#### PROBLEM DESCRIPTION:
Where a line holds the string "TradingView", return that line.

#### DATA FOR THIS EXERCISE:
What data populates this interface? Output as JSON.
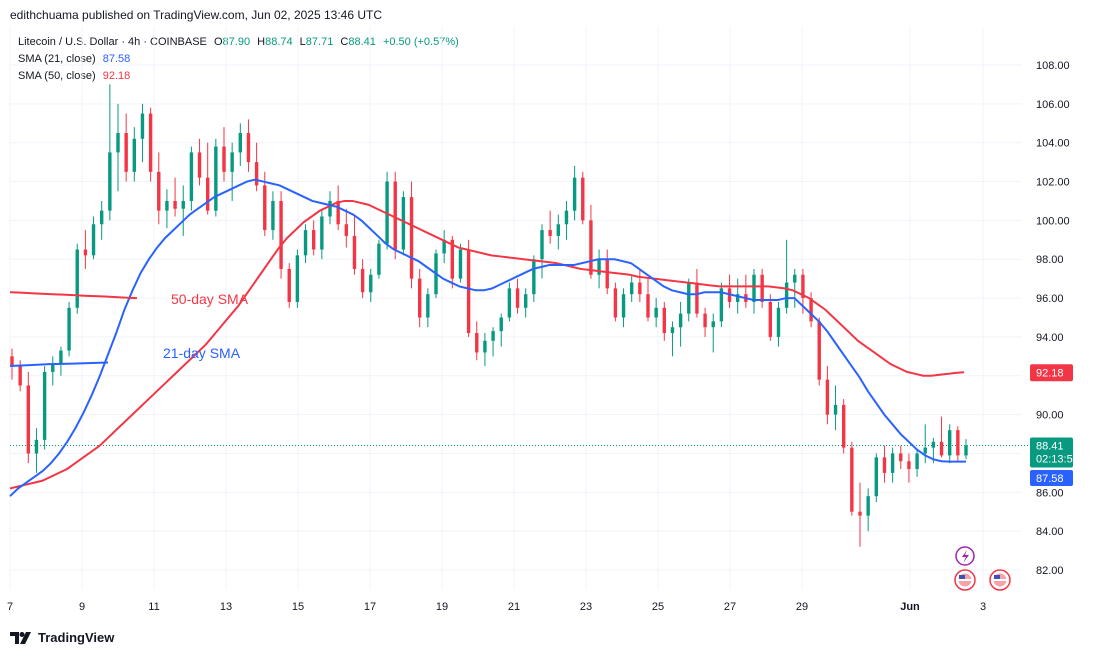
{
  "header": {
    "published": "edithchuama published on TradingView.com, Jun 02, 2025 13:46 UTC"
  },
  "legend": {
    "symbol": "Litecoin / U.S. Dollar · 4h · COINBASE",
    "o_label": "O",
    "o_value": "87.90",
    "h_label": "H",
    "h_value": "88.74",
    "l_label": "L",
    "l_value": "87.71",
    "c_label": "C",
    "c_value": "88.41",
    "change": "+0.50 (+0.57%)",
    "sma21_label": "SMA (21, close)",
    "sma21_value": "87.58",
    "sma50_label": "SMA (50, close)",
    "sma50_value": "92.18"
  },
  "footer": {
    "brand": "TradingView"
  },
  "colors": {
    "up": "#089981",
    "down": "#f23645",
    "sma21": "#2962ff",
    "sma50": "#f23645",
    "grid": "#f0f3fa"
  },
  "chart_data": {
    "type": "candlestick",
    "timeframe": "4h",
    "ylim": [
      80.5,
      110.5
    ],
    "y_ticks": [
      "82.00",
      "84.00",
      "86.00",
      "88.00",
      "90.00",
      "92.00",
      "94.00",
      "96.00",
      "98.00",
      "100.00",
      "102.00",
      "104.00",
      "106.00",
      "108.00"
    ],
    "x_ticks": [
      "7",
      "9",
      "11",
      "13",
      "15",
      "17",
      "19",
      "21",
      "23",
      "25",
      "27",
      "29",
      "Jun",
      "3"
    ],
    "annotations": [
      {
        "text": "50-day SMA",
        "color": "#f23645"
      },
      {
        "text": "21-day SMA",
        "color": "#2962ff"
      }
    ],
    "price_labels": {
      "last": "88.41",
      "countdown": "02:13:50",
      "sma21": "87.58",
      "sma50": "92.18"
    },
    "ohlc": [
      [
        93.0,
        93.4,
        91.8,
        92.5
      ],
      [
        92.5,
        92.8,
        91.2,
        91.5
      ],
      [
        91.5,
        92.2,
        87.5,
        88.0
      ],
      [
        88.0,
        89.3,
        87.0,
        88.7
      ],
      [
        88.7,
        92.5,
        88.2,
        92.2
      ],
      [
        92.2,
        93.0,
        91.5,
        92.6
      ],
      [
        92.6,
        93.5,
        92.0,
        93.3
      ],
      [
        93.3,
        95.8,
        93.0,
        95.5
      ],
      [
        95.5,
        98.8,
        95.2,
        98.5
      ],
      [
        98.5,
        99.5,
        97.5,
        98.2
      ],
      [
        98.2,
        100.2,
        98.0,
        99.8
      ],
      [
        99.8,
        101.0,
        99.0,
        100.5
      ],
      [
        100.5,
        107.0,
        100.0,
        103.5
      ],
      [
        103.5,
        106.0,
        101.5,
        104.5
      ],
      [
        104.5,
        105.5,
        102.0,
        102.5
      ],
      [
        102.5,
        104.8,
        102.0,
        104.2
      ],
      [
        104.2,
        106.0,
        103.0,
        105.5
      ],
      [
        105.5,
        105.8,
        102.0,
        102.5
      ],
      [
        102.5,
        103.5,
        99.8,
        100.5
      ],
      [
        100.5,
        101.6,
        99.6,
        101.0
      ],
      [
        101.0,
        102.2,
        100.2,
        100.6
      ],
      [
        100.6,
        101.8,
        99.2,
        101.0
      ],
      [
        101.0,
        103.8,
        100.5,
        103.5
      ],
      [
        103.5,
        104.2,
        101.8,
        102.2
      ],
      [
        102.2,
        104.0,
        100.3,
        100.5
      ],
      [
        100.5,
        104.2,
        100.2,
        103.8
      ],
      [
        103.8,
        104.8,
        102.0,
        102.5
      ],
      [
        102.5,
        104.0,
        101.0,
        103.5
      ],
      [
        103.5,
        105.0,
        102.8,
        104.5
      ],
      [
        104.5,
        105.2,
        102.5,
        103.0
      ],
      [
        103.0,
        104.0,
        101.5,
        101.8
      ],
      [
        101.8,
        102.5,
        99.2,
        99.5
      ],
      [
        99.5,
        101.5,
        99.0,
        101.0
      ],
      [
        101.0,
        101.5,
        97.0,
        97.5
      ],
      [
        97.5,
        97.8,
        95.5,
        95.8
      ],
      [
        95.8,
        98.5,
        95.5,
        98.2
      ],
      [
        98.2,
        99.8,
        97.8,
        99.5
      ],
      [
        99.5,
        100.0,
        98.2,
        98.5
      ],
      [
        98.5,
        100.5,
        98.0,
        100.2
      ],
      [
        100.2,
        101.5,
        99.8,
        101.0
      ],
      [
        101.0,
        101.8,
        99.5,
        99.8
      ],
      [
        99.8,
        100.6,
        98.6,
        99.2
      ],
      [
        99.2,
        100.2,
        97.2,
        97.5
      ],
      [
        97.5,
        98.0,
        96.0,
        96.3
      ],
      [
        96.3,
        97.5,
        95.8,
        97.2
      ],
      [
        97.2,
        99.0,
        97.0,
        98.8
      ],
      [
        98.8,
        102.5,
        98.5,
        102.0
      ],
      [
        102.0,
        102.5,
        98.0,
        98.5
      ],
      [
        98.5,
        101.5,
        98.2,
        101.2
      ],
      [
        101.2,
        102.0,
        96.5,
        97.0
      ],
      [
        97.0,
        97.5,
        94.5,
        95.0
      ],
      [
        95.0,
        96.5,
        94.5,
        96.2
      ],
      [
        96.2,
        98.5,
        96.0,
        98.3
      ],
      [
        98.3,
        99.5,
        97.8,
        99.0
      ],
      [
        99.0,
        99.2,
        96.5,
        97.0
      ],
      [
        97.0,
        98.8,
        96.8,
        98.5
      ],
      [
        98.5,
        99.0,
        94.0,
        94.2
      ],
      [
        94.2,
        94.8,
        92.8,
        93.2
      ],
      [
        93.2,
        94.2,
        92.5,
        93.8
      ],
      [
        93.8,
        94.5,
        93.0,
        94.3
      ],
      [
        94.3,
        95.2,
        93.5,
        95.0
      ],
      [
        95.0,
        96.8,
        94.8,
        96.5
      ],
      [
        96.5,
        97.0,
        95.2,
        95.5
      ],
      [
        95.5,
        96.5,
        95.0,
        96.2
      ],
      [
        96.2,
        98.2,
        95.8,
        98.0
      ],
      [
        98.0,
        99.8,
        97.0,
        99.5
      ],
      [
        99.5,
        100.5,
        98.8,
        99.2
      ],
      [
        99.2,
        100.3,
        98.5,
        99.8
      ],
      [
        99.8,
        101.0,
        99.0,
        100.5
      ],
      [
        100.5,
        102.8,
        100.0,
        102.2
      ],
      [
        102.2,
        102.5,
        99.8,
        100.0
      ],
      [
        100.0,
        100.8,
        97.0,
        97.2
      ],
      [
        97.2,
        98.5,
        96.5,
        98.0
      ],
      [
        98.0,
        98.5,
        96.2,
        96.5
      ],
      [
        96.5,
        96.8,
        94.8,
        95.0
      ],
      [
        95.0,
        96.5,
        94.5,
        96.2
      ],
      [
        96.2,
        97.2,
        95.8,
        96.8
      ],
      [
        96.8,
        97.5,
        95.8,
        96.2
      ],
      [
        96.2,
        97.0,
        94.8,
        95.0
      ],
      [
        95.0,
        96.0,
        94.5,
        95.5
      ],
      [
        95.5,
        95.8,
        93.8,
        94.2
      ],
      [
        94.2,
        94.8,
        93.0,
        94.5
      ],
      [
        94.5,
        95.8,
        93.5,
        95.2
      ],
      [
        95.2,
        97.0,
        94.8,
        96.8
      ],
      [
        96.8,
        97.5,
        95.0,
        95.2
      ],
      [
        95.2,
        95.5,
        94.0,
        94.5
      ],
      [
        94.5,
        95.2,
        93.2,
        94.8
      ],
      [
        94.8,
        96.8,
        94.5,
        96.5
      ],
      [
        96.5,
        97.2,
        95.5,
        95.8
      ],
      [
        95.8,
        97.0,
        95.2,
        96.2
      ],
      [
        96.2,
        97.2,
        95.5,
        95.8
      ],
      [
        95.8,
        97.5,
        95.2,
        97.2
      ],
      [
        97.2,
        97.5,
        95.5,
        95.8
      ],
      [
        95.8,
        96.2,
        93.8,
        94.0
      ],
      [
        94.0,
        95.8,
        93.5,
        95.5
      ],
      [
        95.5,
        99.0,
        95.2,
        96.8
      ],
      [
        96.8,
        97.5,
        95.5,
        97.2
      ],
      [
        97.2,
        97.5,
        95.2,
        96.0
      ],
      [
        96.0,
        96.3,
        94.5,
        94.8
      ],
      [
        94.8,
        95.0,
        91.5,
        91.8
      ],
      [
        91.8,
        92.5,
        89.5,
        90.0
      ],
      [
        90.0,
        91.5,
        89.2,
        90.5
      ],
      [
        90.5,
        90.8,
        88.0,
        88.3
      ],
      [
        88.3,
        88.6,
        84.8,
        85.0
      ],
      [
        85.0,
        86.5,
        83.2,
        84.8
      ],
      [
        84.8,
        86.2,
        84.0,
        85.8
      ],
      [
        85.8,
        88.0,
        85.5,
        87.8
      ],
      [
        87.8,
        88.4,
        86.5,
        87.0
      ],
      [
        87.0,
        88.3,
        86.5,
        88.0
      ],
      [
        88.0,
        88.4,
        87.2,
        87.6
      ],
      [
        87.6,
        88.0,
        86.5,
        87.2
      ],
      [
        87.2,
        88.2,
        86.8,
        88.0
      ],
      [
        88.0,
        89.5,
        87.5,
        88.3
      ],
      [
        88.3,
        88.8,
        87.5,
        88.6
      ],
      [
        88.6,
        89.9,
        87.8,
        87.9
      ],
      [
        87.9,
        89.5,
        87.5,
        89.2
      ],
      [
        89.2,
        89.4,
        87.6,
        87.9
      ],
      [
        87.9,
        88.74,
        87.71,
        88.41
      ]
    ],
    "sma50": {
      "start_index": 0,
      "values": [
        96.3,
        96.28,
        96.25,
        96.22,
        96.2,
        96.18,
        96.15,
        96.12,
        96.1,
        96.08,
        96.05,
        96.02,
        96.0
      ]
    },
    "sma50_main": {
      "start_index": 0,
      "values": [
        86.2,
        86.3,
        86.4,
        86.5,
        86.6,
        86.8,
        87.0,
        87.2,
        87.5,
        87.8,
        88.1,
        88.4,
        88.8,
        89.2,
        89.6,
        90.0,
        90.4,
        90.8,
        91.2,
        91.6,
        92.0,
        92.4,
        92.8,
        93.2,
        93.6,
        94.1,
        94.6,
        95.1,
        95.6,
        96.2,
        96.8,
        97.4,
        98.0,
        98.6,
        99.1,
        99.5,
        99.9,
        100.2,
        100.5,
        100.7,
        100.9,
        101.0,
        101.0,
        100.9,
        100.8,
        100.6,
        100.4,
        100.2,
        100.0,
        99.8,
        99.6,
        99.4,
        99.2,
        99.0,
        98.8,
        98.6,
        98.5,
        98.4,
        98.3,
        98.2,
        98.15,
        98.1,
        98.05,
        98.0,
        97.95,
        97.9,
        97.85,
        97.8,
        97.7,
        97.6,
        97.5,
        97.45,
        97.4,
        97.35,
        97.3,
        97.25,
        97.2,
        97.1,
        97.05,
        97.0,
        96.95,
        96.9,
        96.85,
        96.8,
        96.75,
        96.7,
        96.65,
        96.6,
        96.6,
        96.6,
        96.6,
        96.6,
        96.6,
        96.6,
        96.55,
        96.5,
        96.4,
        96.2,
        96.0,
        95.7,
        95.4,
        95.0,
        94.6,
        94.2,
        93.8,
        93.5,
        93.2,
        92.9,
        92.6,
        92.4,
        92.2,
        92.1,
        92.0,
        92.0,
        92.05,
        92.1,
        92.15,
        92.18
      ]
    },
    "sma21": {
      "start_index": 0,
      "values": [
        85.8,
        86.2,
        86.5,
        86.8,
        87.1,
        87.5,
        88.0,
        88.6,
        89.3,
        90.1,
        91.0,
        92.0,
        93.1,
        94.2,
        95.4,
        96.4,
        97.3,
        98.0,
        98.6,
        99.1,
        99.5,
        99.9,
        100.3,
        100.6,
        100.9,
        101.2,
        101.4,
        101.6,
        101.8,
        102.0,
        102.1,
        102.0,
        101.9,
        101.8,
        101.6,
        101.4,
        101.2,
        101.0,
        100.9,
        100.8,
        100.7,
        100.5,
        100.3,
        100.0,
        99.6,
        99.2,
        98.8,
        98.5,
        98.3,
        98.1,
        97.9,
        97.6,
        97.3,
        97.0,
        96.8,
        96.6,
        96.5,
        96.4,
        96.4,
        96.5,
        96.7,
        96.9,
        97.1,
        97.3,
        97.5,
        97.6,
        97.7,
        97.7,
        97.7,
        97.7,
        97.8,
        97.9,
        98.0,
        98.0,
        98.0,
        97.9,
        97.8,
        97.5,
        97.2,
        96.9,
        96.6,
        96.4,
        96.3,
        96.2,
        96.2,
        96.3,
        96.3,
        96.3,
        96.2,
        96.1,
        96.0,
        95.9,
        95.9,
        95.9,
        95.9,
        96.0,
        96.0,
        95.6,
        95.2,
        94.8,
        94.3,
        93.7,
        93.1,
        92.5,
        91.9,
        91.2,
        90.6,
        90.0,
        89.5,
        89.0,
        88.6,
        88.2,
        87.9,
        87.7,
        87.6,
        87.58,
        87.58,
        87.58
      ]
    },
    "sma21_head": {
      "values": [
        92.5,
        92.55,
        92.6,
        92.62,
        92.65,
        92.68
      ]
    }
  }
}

#### TASK OUTPUT:
    "published": "edithchuama published on TradingView.com, Jun 02, 2025 13:46 UTC"
    "brand": "TradingView"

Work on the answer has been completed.